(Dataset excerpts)
>> BEGIN
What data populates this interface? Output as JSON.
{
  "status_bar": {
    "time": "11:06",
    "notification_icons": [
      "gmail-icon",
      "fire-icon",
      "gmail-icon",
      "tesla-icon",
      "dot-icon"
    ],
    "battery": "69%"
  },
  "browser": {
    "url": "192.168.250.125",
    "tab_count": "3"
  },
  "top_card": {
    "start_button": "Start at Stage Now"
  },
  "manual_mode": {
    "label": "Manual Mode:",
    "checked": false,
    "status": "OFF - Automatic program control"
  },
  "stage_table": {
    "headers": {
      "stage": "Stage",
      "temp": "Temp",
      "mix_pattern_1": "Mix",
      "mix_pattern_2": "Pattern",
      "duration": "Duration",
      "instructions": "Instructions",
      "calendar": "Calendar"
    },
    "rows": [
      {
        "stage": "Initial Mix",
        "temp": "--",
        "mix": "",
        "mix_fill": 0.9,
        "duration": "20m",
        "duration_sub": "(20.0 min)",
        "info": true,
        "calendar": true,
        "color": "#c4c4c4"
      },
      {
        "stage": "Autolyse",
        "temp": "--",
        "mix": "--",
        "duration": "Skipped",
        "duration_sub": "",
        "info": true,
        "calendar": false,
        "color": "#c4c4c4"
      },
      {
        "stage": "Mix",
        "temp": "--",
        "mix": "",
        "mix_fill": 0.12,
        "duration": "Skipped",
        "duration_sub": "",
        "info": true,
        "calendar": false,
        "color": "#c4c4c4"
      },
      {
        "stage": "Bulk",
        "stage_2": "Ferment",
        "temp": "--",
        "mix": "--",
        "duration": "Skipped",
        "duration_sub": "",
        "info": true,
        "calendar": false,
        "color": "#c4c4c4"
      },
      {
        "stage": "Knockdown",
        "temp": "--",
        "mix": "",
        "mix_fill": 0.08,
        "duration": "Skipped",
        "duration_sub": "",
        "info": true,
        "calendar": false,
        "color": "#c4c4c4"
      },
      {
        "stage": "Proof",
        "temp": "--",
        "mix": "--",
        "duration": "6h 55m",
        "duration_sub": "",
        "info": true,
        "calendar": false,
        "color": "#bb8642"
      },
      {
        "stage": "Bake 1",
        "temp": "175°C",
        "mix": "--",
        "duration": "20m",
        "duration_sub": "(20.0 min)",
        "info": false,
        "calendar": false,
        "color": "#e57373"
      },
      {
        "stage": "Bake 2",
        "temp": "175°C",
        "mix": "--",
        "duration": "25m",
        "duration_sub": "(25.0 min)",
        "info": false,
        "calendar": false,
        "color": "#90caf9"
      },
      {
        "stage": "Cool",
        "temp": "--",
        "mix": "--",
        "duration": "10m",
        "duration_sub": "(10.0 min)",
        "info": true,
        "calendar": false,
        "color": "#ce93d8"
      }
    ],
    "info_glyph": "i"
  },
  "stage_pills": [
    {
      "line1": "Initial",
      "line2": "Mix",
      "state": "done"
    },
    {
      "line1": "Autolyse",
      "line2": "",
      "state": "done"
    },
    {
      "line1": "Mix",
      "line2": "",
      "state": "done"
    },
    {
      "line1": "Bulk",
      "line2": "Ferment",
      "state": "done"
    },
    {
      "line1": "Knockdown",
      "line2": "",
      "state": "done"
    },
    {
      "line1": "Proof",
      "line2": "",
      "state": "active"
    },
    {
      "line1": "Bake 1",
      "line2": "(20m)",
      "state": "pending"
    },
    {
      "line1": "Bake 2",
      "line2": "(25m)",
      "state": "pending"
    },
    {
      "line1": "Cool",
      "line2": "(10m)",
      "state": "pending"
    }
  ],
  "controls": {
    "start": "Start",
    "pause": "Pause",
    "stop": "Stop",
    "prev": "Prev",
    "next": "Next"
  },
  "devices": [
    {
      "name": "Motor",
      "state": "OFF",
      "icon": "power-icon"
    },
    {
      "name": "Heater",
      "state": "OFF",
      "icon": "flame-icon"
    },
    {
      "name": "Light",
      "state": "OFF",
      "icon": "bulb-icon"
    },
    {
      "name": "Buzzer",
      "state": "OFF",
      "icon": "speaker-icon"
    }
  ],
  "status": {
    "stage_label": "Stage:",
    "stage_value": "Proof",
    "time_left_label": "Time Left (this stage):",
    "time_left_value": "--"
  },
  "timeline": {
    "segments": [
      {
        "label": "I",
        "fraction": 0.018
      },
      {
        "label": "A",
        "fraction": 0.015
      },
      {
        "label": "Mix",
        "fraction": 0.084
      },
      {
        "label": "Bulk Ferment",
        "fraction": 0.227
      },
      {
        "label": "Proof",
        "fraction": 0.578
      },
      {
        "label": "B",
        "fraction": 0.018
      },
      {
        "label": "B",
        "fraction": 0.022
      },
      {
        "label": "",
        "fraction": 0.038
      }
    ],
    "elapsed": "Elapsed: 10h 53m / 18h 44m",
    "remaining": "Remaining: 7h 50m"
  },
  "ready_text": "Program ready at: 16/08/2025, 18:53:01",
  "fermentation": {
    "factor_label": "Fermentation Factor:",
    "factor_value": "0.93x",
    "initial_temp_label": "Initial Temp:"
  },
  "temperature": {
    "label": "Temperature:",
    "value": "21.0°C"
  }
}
>> END
Filter the entries and copy out every line with the word "Bake".

        "stage": "Bake 1",
        "stage": "Bake 2",
      "line1": "Bake 1",
      "line1": "Bake 2",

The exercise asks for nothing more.